**REQUIRED WORK**
Restate, word for word, every line of the data.

--- begin INPUT RECORDS ---

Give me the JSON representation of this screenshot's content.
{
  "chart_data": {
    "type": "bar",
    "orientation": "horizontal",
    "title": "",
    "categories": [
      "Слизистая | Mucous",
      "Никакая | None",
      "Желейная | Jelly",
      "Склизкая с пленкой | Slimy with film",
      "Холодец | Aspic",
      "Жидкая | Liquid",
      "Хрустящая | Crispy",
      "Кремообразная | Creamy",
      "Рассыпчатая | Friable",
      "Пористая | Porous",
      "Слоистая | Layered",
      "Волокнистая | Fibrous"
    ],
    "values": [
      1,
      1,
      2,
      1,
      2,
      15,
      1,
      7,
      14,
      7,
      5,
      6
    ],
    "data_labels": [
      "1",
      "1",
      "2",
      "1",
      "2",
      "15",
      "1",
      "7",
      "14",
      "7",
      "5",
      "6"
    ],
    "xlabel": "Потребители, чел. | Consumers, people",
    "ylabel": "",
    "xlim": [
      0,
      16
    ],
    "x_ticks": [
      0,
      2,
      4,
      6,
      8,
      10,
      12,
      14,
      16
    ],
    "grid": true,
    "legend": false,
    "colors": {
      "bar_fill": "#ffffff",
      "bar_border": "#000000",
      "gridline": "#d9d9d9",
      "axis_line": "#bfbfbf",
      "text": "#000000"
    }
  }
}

--- end INPUT RECORDS ---

**OUTPUT**
Give me the JSON representation of this screenshot's content.
{
  "chart_data": {
    "type": "bar",
    "orientation": "horizontal",
    "title": "",
    "categories": [
      "Слизистая | Mucous",
      "Никакая | None",
      "Желейная | Jelly",
      "Склизкая с пленкой | Slimy with film",
      "Холодец | Aspic",
      "Жидкая | Liquid",
      "Хрустящая | Crispy",
      "Кремообразная | Creamy",
      "Рассыпчатая | Friable",
      "Пористая | Porous",
      "Слоистая | Layered",
      "Волокнистая | Fibrous"
    ],
    "values": [
      1,
      1,
      2,
      1,
      2,
      15,
      1,
      7,
      14,
      7,
      5,
      6
    ],
    "data_labels": [
      "1",
      "1",
      "2",
      "1",
      "2",
      "15",
      "1",
      "7",
      "14",
      "7",
      "5",
      "6"
    ],
    "xlabel": "Потребители, чел. | Consumers, people",
    "ylabel": "",
    "xlim": [
      0,
      16
    ],
    "x_ticks": [
      0,
      2,
      4,
      6,
      8,
      10,
      12,
      14,
      16
    ],
    "grid": true,
    "legend": false,
    "colors": {
      "bar_fill": "#ffffff",
      "bar_border": "#000000",
      "gridline": "#d9d9d9",
      "axis_line": "#bfbfbf",
      "text": "#000000"
    }
  }
}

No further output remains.